2. Using Non-Strict Comparison

The problem requires strictly greater comparison (>), not greater-than-or-equal (>=). Using the wrong comparison operator will include elements that should be excluded.

Incorrect:

if i >= k and current_value < nums[i - k]:  # Wrong: should be <=
    continue

Correct:

if i >= k and current_value <= nums[i - k]:  # Correct: element must be strictly greater
    continue

3. Incorrect Boundary Checking Logic

A subtle error is misunderstanding when an element is automatically "good". Elements are good by default when comparison indices don't exist, not when they fail the comparison.

Incorrect logic:

# Wrong: Treating out-of-bounds as automatic failure
is_good = True
if i >= k:
    is_good = nums[i] > nums[i-k]
if i + k < len(nums):
    is_good = is_good and nums[i] > nums[i+k]
# This fails when only one boundary exists

Correct logic:

# Right: Only fail when index exists AND comparison fails
is_good = True
if i >= k and nums[i] <= nums[i-k]:
    is_good = False
if i + k < len(nums) and nums[i] <= nums[i+k]:
    is_good = False

4. Off-by-One Errors in Index Validation

Be careful with the boundary conditions. The left boundary check should be i >= k (not i > k), and the right boundary should be i + k < len(nums) (not i + k <= len(nums)).

Example to verify boundaries:

• For an array of length 5 with k=2:
  • At index 0: Check index 2 (exists) but not index -2
  • At index 2: Check indices 0 and 4 (both exist)
  • At index 4: Check index 2 (exists) but not index 6

Records from a collection:
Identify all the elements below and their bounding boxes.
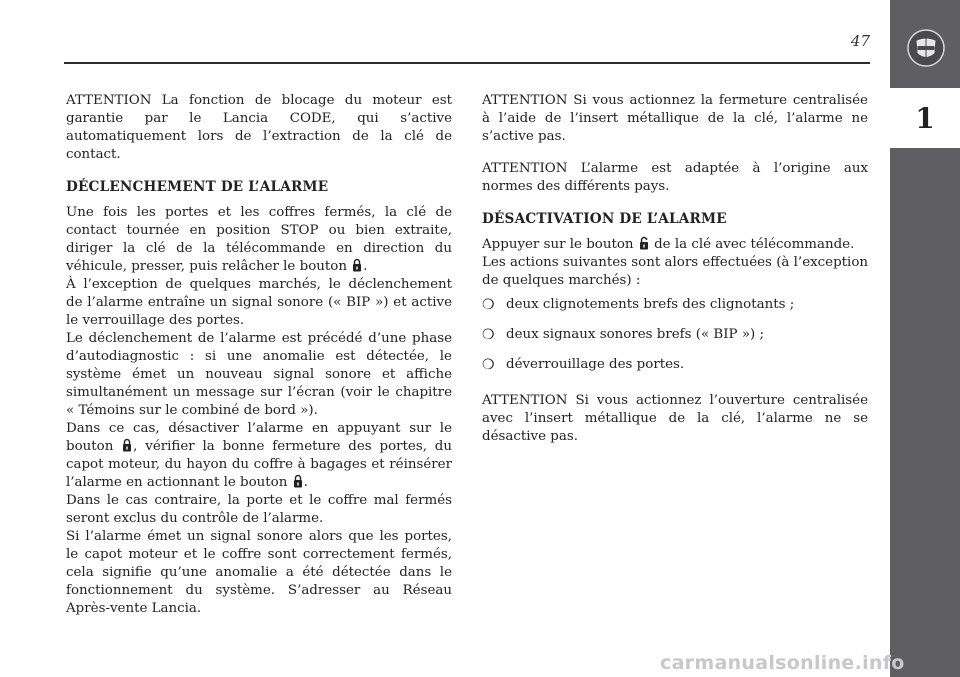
deactivation-actions-list xyxy=(482,296,868,374)
list-item: ❍ deux clignotements brefs des clignotants ; xyxy=(482,297,795,313)
paragraph-excluded-doors: Dans le cas contraire, la porte et le coffre mal fermés seront exclus du contrôle de l’alarme. xyxy=(66,493,452,526)
paragraph-activation-beep: À l’exception de quelques marchés, le déclenchement de l’alarme entraîne un signal sonore (« BIP ») et active le verrouillage des portes. xyxy=(66,277,452,328)
circle-bullet-icon: ❍ xyxy=(482,357,495,373)
attention-central-unlocking: ATTENTION Si vous actionnez l’ouverture centralisée avec l’insert métallique de la clé, l’alarme ne se désactive pas. xyxy=(482,393,868,444)
attention-country-norms: ATTENTION L’alarme est adaptée à l’origine aux normes des différents pays. xyxy=(482,161,868,194)
list-item: ❍ déverrouillage des portes. xyxy=(482,357,685,373)
left-column xyxy=(66,92,452,618)
attention-engine-block: ATTENTION La fonction de blocage du moteur est garantie par le Lancia CODE, qui s’active automatiquement lors de l’extraction de la clé de contact. xyxy=(66,93,452,162)
padlock-key-icon xyxy=(122,438,132,452)
heading-alarm-activation: DÉCLENCHEMENT DE L’ALARME xyxy=(66,179,329,195)
paragraph-deactivate-check: Dans ce cas, désactiver l’alarme en appuyant sur le bouton , vérifier la bonne fermeture des portes, du capot moteur, du hayon du coffre à bagages et réinsérer l’alarme en actionnant le bouton . xyxy=(66,421,453,490)
header-rule xyxy=(64,62,870,64)
paragraph-self-diagnosis: Le déclenchement de l’alarme est précédé d’une phase d’autodiagnostic : si une anomalie est détectée, le système émet un nouveau signal sonore et affiche simultanément un message sur l’écran (voir le chapitre « Témoins sur le combiné de bord »). xyxy=(66,331,452,418)
attention-central-locking: ATTENTION Si vous actionnez la fermeture centralisée à l’aide de l’insert métallique de la clé, l’alarme ne s’active pas. xyxy=(482,93,868,144)
circle-bullet-icon: ❍ xyxy=(482,297,495,313)
paragraph-activation-steps: Une fois les portes et les coffres fermés, la clé de contact tournée en position STOP ou bien extraite, diriger la clé de la télécommande en direction du véhicule, presser, puis relâcher le bouton . xyxy=(66,205,452,274)
paragraph-deactivation-press: Appuyer sur le bouton de la clé avec télécommande. xyxy=(482,237,855,252)
paragraph-anomaly-service: Si l’alarme émet un signal sonore alors que les portes, le capot moteur et le coffre sont correctement fermés, cela signifie qu’une anomalie a été détectée dans le fonctionnement du système. S’adresser au Réseau Après-vente Lancia. xyxy=(66,529,452,616)
watermark: carmanualsonline.info xyxy=(660,652,905,674)
chapter-marker xyxy=(890,88,960,148)
circle-bullet-icon: ❍ xyxy=(482,327,495,343)
padlock-key-icon xyxy=(352,258,362,272)
page-number: 47 xyxy=(850,32,870,50)
paragraph-actions-intro: Les actions suivantes sont alors effectuées (à l’exception de quelques marchés) : xyxy=(482,255,869,288)
right-column xyxy=(482,92,868,460)
lancia-shield-logo-icon xyxy=(907,29,945,67)
padlock-key-icon xyxy=(639,236,649,250)
padlock-key-icon xyxy=(293,474,303,488)
list-item: ❍ deux signaux sonores brefs (« BIP ») ; xyxy=(482,327,765,343)
chapter-number: 1 xyxy=(915,101,935,135)
heading-alarm-deactivation: DÉSACTIVATION DE L’ALARME xyxy=(482,211,727,227)
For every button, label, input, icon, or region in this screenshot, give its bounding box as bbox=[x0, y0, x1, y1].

WRITTEN PROBLEM 1: Could you extract, word for word, everything from "Be careful with" down to "k <= len(nums))." in the passage on comparison and boundary errors?
WRITTEN PROBLEM 2: Which lines of the entries contain the string "bounding"? Pick out each one and copy it in full.

RESPONSE 1:
Be careful with the boundary conditions. The left boundary check should be i >= k (not i > k), and the right boundary should be i + k < len(nums) (not i + k <= len(nums)).

RESPONSE 2:
Identify all the elements below and their bounding boxes.
For every button, label, input, icon, or region in this screenshot, give its bounding box as bbox=[x0, y0, x1, y1].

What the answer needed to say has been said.